- [Available data]:
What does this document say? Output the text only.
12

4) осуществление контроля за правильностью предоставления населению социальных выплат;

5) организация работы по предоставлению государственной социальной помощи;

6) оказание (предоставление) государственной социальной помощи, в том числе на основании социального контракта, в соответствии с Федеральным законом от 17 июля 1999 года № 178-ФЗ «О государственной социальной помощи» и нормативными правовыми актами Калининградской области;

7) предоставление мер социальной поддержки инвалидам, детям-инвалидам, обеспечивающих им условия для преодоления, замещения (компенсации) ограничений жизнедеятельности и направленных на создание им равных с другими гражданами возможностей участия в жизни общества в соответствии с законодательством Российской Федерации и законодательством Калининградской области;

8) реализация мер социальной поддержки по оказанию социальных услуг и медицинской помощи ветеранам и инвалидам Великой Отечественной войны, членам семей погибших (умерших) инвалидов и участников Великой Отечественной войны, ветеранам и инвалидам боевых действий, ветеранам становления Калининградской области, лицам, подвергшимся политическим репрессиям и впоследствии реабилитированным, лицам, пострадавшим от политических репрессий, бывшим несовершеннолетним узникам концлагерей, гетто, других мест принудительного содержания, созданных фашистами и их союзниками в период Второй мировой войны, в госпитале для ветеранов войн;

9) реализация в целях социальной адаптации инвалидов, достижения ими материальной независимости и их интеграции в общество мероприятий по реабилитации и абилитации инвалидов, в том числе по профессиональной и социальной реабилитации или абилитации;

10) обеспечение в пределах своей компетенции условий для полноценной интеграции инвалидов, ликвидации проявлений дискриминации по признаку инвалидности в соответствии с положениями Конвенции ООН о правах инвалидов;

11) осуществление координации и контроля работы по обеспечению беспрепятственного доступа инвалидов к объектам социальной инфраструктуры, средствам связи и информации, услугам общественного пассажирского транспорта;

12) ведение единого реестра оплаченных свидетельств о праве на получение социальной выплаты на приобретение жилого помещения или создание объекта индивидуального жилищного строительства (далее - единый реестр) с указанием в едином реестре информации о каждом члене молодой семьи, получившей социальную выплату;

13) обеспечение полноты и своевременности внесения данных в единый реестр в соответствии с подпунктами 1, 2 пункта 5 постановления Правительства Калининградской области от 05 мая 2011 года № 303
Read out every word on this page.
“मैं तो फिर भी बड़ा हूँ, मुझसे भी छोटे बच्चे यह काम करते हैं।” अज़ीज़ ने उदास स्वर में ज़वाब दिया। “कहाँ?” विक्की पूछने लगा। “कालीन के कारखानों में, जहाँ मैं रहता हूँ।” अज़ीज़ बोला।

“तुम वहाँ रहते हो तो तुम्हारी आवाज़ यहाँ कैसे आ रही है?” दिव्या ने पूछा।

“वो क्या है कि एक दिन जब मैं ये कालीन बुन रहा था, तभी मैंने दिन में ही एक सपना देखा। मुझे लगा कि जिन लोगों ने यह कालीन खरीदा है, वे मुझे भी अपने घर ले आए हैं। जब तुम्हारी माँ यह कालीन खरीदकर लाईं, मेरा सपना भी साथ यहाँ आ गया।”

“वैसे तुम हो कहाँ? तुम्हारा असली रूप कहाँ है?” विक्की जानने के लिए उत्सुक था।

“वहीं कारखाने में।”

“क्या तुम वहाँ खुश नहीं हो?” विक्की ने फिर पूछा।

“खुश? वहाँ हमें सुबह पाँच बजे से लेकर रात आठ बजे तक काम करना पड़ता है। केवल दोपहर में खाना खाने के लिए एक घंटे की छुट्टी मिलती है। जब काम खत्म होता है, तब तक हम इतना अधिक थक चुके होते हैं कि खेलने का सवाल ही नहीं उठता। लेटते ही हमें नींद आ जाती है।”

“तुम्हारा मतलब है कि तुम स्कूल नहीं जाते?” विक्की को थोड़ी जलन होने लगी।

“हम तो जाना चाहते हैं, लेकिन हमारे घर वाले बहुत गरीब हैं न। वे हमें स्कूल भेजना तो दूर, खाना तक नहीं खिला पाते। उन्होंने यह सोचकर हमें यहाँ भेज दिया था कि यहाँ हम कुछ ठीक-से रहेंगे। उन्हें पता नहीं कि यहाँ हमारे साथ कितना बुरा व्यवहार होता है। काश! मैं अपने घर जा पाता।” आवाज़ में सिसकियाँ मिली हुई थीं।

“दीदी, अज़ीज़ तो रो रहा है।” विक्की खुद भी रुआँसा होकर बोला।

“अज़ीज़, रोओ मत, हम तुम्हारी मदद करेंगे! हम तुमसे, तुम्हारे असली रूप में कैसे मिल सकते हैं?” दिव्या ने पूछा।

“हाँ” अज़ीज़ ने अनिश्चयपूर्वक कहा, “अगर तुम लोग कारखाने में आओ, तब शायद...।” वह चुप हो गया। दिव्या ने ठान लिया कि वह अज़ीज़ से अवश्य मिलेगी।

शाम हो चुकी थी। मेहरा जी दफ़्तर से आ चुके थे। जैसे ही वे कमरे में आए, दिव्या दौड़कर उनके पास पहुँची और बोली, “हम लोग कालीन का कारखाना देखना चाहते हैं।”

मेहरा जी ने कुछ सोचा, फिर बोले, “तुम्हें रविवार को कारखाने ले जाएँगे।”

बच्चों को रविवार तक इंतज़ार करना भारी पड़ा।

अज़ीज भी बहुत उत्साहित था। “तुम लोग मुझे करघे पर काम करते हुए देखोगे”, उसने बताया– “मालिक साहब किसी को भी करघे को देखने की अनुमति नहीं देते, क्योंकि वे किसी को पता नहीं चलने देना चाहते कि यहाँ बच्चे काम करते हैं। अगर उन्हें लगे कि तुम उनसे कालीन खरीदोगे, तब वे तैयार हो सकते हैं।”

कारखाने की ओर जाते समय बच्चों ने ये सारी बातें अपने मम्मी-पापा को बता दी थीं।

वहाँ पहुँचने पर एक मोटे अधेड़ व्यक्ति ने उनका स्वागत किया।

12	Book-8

- [Exercise details]:
Every entry should be printed again exactly as it stands.

- [Exercise answer]:
What does this document say? Output the text only.
12

4) осуществление контроля за правильностью предоставления населению социальных выплат;

5) организация работы по предоставлению государственной социальной помощи;

6) оказание (предоставление) государственной социальной помощи, в том числе на основании социального контракта, в соответствии с Федеральным законом от 17 июля 1999 года № 178-ФЗ «О государственной социальной помощи» и нормативными правовыми актами Калининградской области;

7) предоставление мер социальной поддержки инвалидам, детям-инвалидам, обеспечивающих им условия для преодоления, замещения (компенсации) ограничений жизнедеятельности и направленных на создание им равных с другими гражданами возможностей участия в жизни общества в соответствии с законодательством Российской Федерации и законодательством Калининградской области;

8) реализация мер социальной поддержки по оказанию социальных услуг и медицинской помощи ветеранам и инвалидам Великой Отечественной войны, членам семей погибших (умерших) инвалидов и участников Великой Отечественной войны, ветеранам и инвалидам боевых действий, ветеранам становления Калининградской области, лицам, подвергшимся политическим репрессиям и впоследствии реабилитированным, лицам, пострадавшим от политических репрессий, бывшим несовершеннолетним узникам концлагерей, гетто, других мест принудительного содержания, созданных фашистами и их союзниками в период Второй мировой войны, в госпитале для ветеранов войн;

9) реализация в целях социальной адаптации инвалидов, достижения ими материальной независимости и их интеграции в общество мероприятий по реабилитации и абилитации инвалидов, в том числе по профессиональной и социальной реабилитации или абилитации;

10) обеспечение в пределах своей компетенции условий для полноценной интеграции инвалидов, ликвидации проявлений дискриминации по признаку инвалидности в соответствии с положениями Конвенции ООН о правах инвалидов;

11) осуществление координации и контроля работы по обеспечению беспрепятственного доступа инвалидов к объектам социальной инфраструктуры, средствам связи и информации, услугам общественного пассажирского транспорта;

12) ведение единого реестра оплаченных свидетельств о праве на получение социальной выплаты на приобретение жилого помещения или создание объекта индивидуального жилищного строительства (далее - единый реестр) с указанием в едином реестре информации о каждом члене молодой семьи, получившей социальную выплату;

13) обеспечение полноты и своевременности внесения данных в единый реестр в соответствии с подпунктами 1, 2 пункта 5 постановления Правительства Калининградской области от 05 мая 2011 года № 303
Read out every word on this page.
“मैं तो फिर भी बड़ा हूँ, मुझसे भी छोटे बच्चे यह काम करते हैं।” अज़ीज़ ने उदास स्वर में ज़वाब दिया। “कहाँ?” विक्की पूछने लगा। “कालीन के कारखानों में, जहाँ मैं रहता हूँ।” अज़ीज़ बोला।

“तुम वहाँ रहते हो तो तुम्हारी आवाज़ यहाँ कैसे आ रही है?” दिव्या ने पूछा।

“वो क्या है कि एक दिन जब मैं ये कालीन बुन रहा था, तभी मैंने दिन में ही एक सपना देखा। मुझे लगा कि जिन लोगों ने यह कालीन खरीदा है, वे मुझे भी अपने घर ले आए हैं। जब तुम्हारी माँ यह कालीन खरीदकर लाईं, मेरा सपना भी साथ यहाँ आ गया।”

“वैसे तुम हो कहाँ? तुम्हारा असली रूप कहाँ है?” विक्की जानने के लिए उत्सुक था।

“वहीं कारखाने में।”

“क्या तुम वहाँ खुश नहीं हो?” विक्की ने फिर पूछा।

“खुश? वहाँ हमें सुबह पाँच बजे से लेकर रात आठ बजे तक काम करना पड़ता है। केवल दोपहर में खाना खाने के लिए एक घंटे की छुट्टी मिलती है। जब काम खत्म होता है, तब तक हम इतना अधिक थक चुके होते हैं कि खेलने का सवाल ही नहीं उठता। लेटते ही हमें नींद आ जाती है।”

“तुम्हारा मतलब है कि तुम स्कूल नहीं जाते?” विक्की को थोड़ी जलन होने लगी।

“हम तो जाना चाहते हैं, लेकिन हमारे घर वाले बहुत गरीब हैं न। वे हमें स्कूल भेजना तो दूर, खाना तक नहीं खिला पाते। उन्होंने यह सोचकर हमें यहाँ भेज दिया था कि यहाँ हम कुछ ठीक-से रहेंगे। उन्हें पता नहीं कि यहाँ हमारे साथ कितना बुरा व्यवहार होता है। काश! मैं अपने घर जा पाता।” आवाज़ में सिसकियाँ मिली हुई थीं।

“दीदी, अज़ीज़ तो रो रहा है।” विक्की खुद भी रुआँसा होकर बोला।

“अज़ीज़, रोओ मत, हम तुम्हारी मदद करेंगे! हम तुमसे, तुम्हारे असली रूप में कैसे मिल सकते हैं?” दिव्या ने पूछा।

“हाँ” अज़ीज़ ने अनिश्चयपूर्वक कहा, “अगर तुम लोग कारखाने में आओ, तब शायद...।” वह चुप हो गया। दिव्या ने ठान लिया कि वह अज़ीज़ से अवश्य मिलेगी।

शाम हो चुकी थी। मेहरा जी दफ़्तर से आ चुके थे। जैसे ही वे कमरे में आए, दिव्या दौड़कर उनके पास पहुँची और बोली, “हम लोग कालीन का कारखाना देखना चाहते हैं।”

मेहरा जी ने कुछ सोचा, फिर बोले, “तुम्हें रविवार को कारखाने ले जाएँगे।”

बच्चों को रविवार तक इंतज़ार करना भारी पड़ा।

अज़ीज भी बहुत उत्साहित था। “तुम लोग मुझे करघे पर काम करते हुए देखोगे”, उसने बताया– “मालिक साहब किसी को भी करघे को देखने की अनुमति नहीं देते, क्योंकि वे किसी को पता नहीं चलने देना चाहते कि यहाँ बच्चे काम करते हैं। अगर उन्हें लगे कि तुम उनसे कालीन खरीदोगे, तब वे तैयार हो सकते हैं।”

कारखाने की ओर जाते समय बच्चों ने ये सारी बातें अपने मम्मी-पापा को बता दी थीं।

वहाँ पहुँचने पर एक मोटे अधेड़ व्यक्ति ने उनका स्वागत किया।

12	Book-8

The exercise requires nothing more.